** Directions for this task **
Filter the data for lines with the word "机械工程学报", then copy every line so identified.

Some records
──────────

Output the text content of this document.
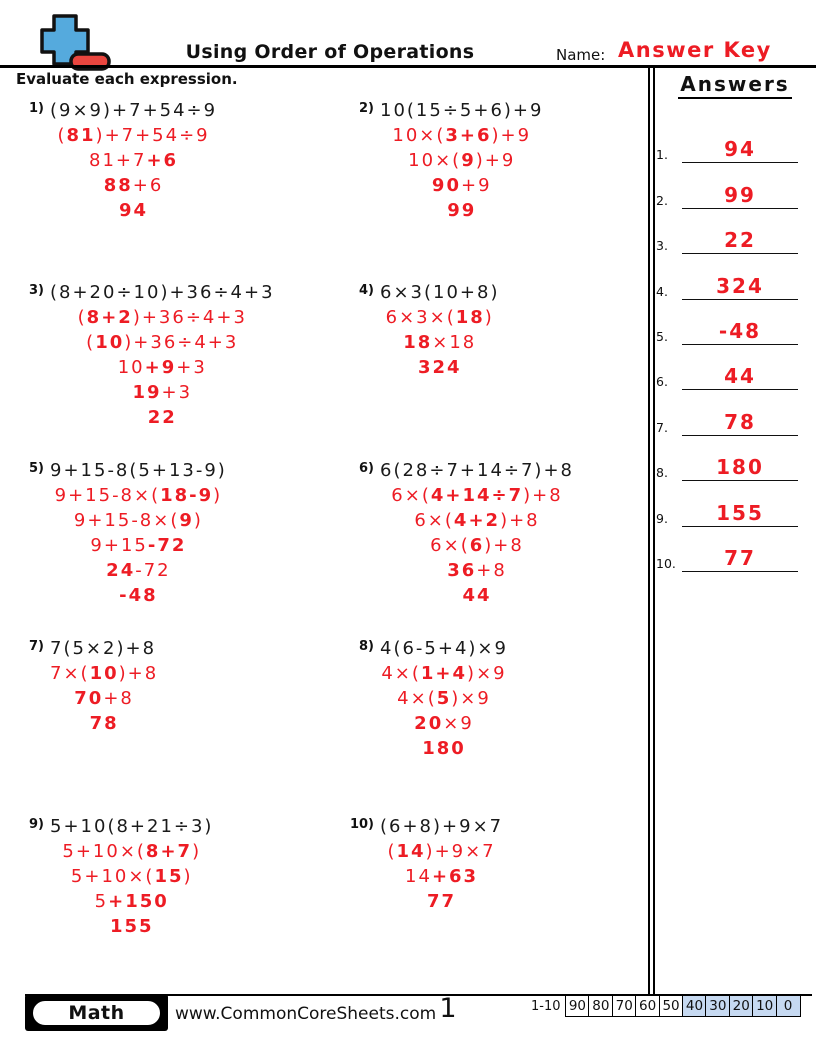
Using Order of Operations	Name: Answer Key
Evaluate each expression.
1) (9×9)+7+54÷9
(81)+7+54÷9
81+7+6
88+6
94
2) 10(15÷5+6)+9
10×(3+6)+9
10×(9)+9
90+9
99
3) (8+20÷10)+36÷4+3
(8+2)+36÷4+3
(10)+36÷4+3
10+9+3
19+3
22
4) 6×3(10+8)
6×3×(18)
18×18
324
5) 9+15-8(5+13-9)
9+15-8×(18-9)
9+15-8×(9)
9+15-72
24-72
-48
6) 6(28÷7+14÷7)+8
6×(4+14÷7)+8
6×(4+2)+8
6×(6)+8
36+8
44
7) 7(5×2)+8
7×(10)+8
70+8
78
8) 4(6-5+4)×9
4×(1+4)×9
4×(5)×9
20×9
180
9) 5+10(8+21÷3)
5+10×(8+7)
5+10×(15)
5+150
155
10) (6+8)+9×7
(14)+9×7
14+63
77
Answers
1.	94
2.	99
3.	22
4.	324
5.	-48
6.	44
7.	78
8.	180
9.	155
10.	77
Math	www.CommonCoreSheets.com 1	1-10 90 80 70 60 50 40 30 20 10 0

──────────

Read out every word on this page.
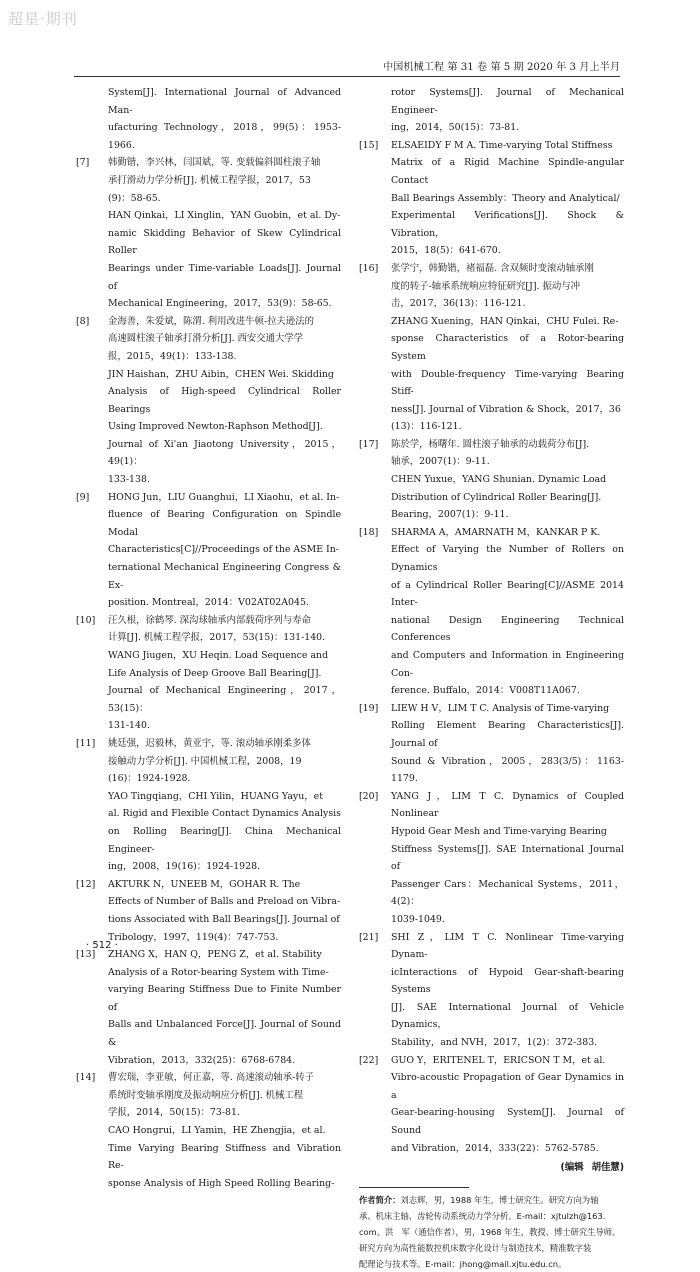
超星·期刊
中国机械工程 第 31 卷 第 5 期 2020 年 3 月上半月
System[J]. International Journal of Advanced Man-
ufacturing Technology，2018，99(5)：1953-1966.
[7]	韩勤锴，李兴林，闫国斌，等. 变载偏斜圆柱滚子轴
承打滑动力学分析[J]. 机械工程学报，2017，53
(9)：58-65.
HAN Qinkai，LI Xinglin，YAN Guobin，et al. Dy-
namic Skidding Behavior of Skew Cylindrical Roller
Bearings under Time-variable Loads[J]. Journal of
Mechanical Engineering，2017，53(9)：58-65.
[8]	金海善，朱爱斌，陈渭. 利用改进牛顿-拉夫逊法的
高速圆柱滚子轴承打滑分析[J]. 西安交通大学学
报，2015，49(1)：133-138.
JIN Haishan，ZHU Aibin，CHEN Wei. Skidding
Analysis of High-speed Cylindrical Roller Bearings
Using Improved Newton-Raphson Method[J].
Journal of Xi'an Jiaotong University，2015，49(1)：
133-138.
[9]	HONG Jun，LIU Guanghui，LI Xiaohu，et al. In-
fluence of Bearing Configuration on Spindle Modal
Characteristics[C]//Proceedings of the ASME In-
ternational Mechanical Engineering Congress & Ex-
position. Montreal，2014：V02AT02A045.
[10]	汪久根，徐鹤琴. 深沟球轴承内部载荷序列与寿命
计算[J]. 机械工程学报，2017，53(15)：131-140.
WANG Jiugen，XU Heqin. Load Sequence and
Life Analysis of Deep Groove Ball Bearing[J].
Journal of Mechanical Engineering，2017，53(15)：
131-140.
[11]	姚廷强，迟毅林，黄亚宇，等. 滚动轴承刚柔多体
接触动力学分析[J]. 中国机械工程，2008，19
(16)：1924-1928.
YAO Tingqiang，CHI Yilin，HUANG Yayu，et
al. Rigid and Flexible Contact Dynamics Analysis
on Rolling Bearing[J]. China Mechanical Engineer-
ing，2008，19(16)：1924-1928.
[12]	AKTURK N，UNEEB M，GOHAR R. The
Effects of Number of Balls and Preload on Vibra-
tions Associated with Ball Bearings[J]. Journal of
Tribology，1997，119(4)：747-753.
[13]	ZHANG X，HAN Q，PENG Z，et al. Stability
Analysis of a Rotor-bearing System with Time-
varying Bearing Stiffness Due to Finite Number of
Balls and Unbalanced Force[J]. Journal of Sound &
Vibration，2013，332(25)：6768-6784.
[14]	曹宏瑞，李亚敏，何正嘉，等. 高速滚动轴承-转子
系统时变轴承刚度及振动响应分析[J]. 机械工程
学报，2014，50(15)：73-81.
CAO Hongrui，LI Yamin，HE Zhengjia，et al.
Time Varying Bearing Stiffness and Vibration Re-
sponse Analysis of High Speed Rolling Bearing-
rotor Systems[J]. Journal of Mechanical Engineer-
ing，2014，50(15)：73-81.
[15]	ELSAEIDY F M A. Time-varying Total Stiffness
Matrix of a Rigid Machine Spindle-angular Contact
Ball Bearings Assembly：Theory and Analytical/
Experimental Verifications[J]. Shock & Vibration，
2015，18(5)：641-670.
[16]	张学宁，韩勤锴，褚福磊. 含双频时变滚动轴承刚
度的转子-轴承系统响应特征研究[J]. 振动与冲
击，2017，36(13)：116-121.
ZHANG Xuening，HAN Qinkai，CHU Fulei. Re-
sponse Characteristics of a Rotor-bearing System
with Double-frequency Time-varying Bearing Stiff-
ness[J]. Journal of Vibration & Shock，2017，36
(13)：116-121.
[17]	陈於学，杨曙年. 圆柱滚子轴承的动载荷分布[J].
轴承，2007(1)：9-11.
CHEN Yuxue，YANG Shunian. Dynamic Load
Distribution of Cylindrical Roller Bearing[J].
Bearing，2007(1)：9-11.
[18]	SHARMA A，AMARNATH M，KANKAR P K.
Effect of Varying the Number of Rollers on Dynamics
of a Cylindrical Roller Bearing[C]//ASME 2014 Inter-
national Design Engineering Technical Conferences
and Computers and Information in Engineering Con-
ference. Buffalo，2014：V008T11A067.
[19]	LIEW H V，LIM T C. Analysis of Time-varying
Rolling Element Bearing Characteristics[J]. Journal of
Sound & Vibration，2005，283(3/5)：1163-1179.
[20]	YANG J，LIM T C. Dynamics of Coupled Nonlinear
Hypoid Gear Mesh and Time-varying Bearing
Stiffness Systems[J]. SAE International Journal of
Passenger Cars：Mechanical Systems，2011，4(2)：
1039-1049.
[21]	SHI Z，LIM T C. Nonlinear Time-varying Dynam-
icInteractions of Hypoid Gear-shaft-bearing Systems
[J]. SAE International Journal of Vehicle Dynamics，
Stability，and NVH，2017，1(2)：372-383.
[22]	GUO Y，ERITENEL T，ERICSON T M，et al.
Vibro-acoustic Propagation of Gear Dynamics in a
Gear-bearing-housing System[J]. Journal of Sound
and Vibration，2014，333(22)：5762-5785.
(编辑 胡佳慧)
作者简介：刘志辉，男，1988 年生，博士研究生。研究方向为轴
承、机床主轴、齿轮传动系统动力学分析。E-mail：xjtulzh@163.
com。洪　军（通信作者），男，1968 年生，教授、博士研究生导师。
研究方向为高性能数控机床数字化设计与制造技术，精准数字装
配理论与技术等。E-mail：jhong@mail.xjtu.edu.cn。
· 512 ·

──────────

** Output of the task **
承打滑动力学分析[J]. 机械工程学报，2017，53
计算[J]. 机械工程学报，2017，53(15)：131-140.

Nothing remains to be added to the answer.